## [What you are asked to do]
Where the word "title" occurs in a line of the data, return the whole line.

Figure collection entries
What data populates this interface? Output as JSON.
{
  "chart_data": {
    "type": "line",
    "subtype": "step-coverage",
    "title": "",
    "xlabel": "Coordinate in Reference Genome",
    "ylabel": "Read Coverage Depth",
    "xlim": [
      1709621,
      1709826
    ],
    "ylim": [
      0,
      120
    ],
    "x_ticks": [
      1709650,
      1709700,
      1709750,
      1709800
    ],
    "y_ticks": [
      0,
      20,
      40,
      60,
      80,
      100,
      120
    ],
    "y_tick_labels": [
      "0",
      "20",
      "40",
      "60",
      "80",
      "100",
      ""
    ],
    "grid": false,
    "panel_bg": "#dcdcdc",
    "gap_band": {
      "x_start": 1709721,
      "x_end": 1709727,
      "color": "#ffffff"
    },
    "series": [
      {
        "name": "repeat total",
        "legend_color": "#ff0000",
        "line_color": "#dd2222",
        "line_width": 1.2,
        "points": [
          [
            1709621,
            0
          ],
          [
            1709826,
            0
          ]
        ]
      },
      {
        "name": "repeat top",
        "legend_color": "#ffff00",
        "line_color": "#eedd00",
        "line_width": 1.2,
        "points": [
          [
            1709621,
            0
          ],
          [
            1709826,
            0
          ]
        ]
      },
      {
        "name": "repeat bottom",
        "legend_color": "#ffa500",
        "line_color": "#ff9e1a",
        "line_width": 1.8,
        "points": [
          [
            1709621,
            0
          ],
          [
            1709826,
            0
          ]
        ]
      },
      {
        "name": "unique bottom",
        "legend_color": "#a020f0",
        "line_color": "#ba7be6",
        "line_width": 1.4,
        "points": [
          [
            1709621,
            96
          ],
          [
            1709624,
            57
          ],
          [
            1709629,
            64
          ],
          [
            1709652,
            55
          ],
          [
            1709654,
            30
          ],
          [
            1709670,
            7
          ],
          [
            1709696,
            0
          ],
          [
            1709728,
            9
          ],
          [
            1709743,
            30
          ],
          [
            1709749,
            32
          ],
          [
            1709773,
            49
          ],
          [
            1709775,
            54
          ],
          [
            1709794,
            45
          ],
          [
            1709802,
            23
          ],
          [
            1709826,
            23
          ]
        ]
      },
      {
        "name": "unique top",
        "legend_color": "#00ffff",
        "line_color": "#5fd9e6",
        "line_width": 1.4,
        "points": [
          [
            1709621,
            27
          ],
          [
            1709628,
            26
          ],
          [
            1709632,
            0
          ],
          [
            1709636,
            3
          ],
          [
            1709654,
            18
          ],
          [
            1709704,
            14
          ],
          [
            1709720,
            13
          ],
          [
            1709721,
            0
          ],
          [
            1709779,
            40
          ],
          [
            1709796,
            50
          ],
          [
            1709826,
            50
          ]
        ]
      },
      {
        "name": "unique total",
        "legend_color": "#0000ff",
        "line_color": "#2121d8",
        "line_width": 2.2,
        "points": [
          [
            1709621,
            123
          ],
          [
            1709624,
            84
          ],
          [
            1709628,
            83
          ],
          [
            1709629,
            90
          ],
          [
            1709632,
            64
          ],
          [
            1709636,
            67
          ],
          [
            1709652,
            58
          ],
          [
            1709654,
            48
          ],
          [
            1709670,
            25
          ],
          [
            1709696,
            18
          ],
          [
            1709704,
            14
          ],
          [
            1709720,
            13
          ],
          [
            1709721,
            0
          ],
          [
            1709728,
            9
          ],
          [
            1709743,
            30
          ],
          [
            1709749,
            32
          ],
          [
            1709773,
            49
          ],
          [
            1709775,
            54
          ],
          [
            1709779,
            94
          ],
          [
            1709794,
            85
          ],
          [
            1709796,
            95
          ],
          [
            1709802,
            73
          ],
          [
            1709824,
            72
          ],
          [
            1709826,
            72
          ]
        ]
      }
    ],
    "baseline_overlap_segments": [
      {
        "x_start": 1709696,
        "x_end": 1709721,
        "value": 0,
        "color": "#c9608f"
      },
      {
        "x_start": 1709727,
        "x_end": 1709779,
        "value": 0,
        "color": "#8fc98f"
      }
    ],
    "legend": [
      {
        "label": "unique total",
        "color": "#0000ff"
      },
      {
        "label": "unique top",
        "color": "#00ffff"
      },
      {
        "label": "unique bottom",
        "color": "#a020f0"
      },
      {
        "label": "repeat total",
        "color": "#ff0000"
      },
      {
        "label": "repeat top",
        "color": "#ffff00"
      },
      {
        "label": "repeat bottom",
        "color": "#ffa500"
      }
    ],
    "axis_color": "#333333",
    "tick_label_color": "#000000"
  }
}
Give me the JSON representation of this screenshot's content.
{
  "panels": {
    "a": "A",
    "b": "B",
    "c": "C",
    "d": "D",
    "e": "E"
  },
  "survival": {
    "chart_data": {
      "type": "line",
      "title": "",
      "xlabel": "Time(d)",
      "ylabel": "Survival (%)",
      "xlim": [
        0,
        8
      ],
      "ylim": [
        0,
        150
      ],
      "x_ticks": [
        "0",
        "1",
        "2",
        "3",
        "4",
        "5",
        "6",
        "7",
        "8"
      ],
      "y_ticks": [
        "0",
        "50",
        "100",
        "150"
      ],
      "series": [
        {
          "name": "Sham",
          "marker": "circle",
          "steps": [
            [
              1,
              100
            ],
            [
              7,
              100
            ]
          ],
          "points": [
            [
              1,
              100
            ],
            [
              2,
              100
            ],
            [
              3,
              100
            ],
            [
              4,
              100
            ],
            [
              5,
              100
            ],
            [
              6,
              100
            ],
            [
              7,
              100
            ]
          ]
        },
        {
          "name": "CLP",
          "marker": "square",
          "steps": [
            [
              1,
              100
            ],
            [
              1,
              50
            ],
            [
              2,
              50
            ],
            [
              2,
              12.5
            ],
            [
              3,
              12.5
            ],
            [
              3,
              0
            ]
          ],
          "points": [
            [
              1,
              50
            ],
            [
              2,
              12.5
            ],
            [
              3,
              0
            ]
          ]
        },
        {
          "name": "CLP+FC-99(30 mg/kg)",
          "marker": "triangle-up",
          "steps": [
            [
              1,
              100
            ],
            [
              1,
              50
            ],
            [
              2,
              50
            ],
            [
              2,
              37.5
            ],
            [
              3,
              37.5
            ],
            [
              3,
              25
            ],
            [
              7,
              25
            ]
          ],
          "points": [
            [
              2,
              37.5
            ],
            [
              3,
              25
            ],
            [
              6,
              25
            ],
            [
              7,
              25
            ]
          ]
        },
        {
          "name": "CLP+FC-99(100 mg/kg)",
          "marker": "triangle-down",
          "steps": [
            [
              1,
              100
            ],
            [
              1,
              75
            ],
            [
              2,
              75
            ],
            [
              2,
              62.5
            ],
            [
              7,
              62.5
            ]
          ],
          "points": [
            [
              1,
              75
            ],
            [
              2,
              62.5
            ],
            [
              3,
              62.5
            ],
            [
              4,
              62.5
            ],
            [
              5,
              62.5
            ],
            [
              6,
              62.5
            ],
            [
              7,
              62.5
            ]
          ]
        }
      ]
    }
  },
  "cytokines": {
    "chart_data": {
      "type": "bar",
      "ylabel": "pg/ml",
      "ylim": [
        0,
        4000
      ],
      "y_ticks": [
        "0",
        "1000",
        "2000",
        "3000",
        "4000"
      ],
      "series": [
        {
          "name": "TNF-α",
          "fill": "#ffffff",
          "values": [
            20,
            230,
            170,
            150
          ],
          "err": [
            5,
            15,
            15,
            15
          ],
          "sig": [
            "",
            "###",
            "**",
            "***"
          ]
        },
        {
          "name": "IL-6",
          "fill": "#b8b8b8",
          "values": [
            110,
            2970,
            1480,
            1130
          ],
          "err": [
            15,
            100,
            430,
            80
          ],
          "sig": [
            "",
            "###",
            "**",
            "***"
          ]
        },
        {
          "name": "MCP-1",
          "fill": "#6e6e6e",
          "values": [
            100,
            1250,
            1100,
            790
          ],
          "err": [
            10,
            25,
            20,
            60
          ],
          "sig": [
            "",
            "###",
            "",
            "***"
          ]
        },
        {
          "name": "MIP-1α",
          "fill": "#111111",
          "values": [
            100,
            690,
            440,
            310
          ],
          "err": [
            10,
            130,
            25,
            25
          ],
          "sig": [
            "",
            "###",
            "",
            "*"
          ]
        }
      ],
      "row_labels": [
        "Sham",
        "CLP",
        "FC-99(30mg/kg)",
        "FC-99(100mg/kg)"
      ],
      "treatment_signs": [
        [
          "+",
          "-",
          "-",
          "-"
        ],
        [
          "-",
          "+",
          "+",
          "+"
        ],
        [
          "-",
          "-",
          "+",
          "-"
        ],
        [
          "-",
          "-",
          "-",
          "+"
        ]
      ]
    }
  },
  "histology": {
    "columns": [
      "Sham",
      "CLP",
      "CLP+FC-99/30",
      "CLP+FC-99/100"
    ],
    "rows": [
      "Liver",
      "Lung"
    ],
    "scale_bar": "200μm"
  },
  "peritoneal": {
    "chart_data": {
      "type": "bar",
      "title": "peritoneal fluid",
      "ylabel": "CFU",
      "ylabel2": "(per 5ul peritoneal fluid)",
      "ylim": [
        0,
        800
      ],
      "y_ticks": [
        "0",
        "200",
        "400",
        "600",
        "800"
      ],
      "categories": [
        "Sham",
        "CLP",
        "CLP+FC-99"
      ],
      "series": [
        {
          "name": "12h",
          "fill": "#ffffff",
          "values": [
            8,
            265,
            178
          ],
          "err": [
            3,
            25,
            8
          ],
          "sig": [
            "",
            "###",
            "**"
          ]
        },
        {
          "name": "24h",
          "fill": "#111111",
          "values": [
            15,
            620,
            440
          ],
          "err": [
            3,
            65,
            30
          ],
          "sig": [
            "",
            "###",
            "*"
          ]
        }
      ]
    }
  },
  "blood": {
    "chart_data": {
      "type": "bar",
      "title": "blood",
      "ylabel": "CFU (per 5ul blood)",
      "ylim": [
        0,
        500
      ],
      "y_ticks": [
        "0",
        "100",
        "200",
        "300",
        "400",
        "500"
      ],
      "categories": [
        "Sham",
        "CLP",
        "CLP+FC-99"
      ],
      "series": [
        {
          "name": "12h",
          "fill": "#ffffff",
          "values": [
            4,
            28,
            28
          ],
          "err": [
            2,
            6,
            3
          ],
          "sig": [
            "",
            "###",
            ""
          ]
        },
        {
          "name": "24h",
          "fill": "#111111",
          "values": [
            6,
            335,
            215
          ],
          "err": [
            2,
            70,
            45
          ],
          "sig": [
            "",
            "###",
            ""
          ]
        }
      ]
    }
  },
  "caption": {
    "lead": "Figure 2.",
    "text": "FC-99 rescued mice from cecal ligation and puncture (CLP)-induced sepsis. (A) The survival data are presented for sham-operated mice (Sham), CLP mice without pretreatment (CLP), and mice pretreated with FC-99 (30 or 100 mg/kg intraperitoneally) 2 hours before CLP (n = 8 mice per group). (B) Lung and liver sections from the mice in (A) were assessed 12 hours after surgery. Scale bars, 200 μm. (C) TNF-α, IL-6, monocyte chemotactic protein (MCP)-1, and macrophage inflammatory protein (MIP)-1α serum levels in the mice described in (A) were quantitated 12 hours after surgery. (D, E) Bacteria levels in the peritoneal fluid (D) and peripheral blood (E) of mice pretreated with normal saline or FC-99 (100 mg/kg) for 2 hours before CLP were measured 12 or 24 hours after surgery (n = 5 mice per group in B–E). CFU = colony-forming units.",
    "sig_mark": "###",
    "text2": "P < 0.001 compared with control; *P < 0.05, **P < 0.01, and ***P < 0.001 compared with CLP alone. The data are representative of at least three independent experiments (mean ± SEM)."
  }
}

## [Written response]
    "title": "",
      "title": "",
      "title": "peritoneal fluid",
      "title": "blood",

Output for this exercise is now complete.